• [Challenges]
• 1. From the facial recognition thread, quote the stretch from "The number of" through "better software solution.".
• 2. Please list, one per line, each sentence of the first paragraph of the post in the facial recognition thread.
• 3. Carry on the forum thread about facial recognition software after its last line, not the data.

• [Selected text]
════════

# What is the best facial recognition software



## Flipper61 (May 2, 2017)

I suffered a cyber attack and lost all the metadata for my entire set of photos.  I am working with a company to recover the files but need to reconstruct who is on the files using facial recognition software.  What is the best  software for the job?

The number of recovered files is massive -- it may be about a million, including both larger RAW files and smaller JPEGs, many of which may be duplicates.   The shots themselves are a mixture of portraits and action shots.

I am considering using Lightroom but am open minded if there is a better software solution.

I would also be interested in any suggestions on processing such a large number of files as my previous experience with LR facial recognition is that it struggles with large numbers of files that are but a fraction of the challenge I face.

════════

• [Stored data]
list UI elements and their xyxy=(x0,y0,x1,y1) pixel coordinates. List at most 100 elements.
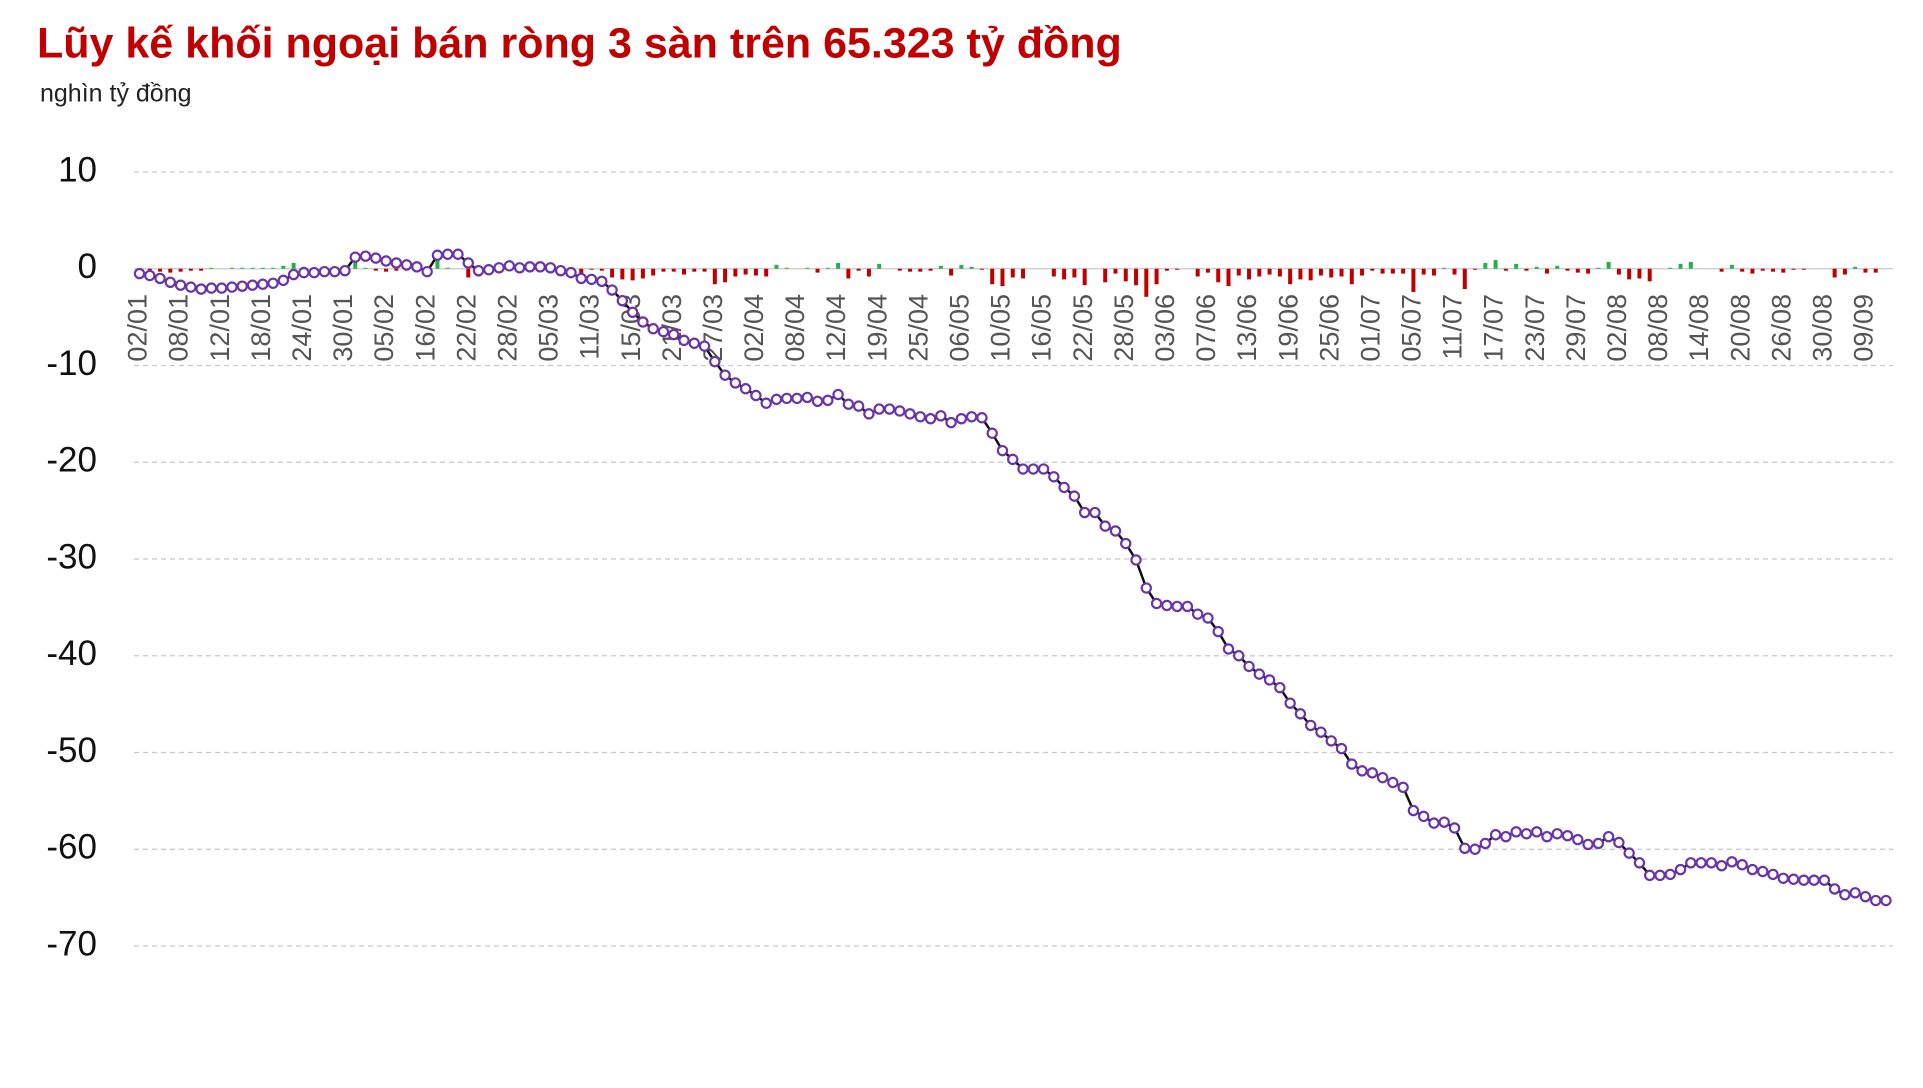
x-tick-label: 17/07 xyxy=(1479,294,1509,362)
bar xyxy=(579,268,584,275)
bar xyxy=(620,268,625,280)
bar xyxy=(630,268,635,281)
point xyxy=(1572,833,1584,846)
point xyxy=(852,400,865,412)
point xyxy=(1058,481,1070,494)
y-tick-label: -40 xyxy=(46,634,97,673)
point xyxy=(359,250,372,262)
point xyxy=(1387,776,1399,789)
x-tick-label: 16/05 xyxy=(1027,294,1057,362)
point xyxy=(503,260,516,272)
point xyxy=(811,395,824,407)
point xyxy=(1191,608,1204,620)
bar xyxy=(733,268,738,277)
bar xyxy=(1164,268,1169,271)
point xyxy=(544,262,557,274)
point xyxy=(1304,719,1317,732)
point xyxy=(750,389,762,402)
point xyxy=(1171,600,1183,613)
x-tick-label: 10/05 xyxy=(986,294,1016,362)
point xyxy=(1428,817,1440,829)
point xyxy=(1469,843,1481,855)
point xyxy=(349,251,361,263)
point xyxy=(1767,868,1779,881)
point xyxy=(195,283,207,295)
bar xyxy=(1483,262,1488,269)
point xyxy=(400,259,413,271)
point xyxy=(370,252,382,264)
point xyxy=(1746,863,1759,876)
point xyxy=(1479,837,1492,850)
point xyxy=(668,328,680,341)
point xyxy=(1007,453,1019,466)
point xyxy=(1243,660,1255,673)
bar xyxy=(1072,268,1077,278)
x-tick-label: 09/09 xyxy=(1849,294,1879,362)
point xyxy=(709,355,721,368)
point xyxy=(1448,822,1461,834)
point xyxy=(1366,767,1379,779)
point xyxy=(883,403,896,415)
bar xyxy=(250,267,255,269)
bar xyxy=(1360,268,1365,276)
point xyxy=(1726,856,1738,868)
point xyxy=(698,340,711,352)
bar xyxy=(1123,268,1128,282)
bar xyxy=(1462,268,1467,290)
bar xyxy=(1750,268,1755,274)
bar xyxy=(815,268,820,273)
point xyxy=(1644,869,1656,882)
point xyxy=(781,392,793,405)
bar xyxy=(712,268,717,285)
point xyxy=(442,248,454,260)
point xyxy=(524,261,536,273)
bar xyxy=(702,268,707,272)
bar xyxy=(147,268,152,271)
point xyxy=(1212,625,1224,638)
point xyxy=(1849,887,1861,899)
bar xyxy=(856,268,861,271)
point xyxy=(1222,643,1235,655)
bar xyxy=(209,267,214,269)
point xyxy=(770,393,783,406)
point xyxy=(1664,868,1676,881)
point xyxy=(914,411,926,423)
point xyxy=(1880,894,1892,907)
point xyxy=(1407,804,1420,817)
point xyxy=(1109,525,1122,537)
y-tick-label: -10 xyxy=(46,344,97,383)
bar xyxy=(384,268,389,272)
bar xyxy=(1473,268,1478,270)
bar xyxy=(188,268,193,271)
point xyxy=(1592,837,1605,850)
bar xyxy=(610,268,615,278)
bar xyxy=(1195,268,1200,277)
point xyxy=(1695,857,1707,869)
point xyxy=(935,410,947,422)
bar xyxy=(774,264,779,269)
point xyxy=(205,282,218,294)
x-tick-label: 05/07 xyxy=(1397,294,1427,362)
point xyxy=(1500,830,1512,843)
bar xyxy=(168,268,173,273)
point xyxy=(555,264,567,277)
point xyxy=(1161,599,1173,612)
point xyxy=(1510,826,1522,838)
bar xyxy=(1719,268,1724,272)
bar xyxy=(1842,268,1847,275)
bar xyxy=(1760,268,1765,271)
point xyxy=(1150,597,1163,610)
point xyxy=(513,262,526,274)
point xyxy=(739,383,752,395)
bar xyxy=(445,267,450,269)
point xyxy=(1140,582,1153,594)
bar xyxy=(1154,268,1159,285)
point xyxy=(462,257,474,269)
bar xyxy=(1565,268,1570,271)
x-tick-label: 06/05 xyxy=(945,294,975,362)
point xyxy=(452,248,464,260)
bar xyxy=(1288,268,1293,285)
bar xyxy=(599,268,604,271)
bar xyxy=(1596,267,1601,269)
bar xyxy=(1318,268,1323,276)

════════

• [Outputs]
• 1.
The number of recovered files is massive -- it may be about a million, including both larger RAW files and smaller JPEGs, many of which may be duplicates.   The shots themselves are a mixture of portraits and action shots.

I am considering using Lightroom but am open minded if there is a better software solution.

• 2.
I suffered a cyber attack and lost all the metadata for my entire set of photos.
I am working with a company to recover the files but need to reconstruct who is on the files using facial recognition software.
What is the best software for the job?

• 3.
Of course, I understand that to prevent future such attacks requires better security software and backups, and have already implemented these changes.

I would really appreciate any help you could provide with this challenge.


----------



## chuasam (May 11, 2017)

James Comey would know and he's also looking for a job


----------



## 480sparky (May 11, 2017)

I seriously doubt there's going to be anything out there that can do what you want to do...... rewrite the EXIF based on who is in the image.

Probably _good _facial recognition software is gonna be awfully expensive anyway.


----------



## BrentC (May 11, 2017)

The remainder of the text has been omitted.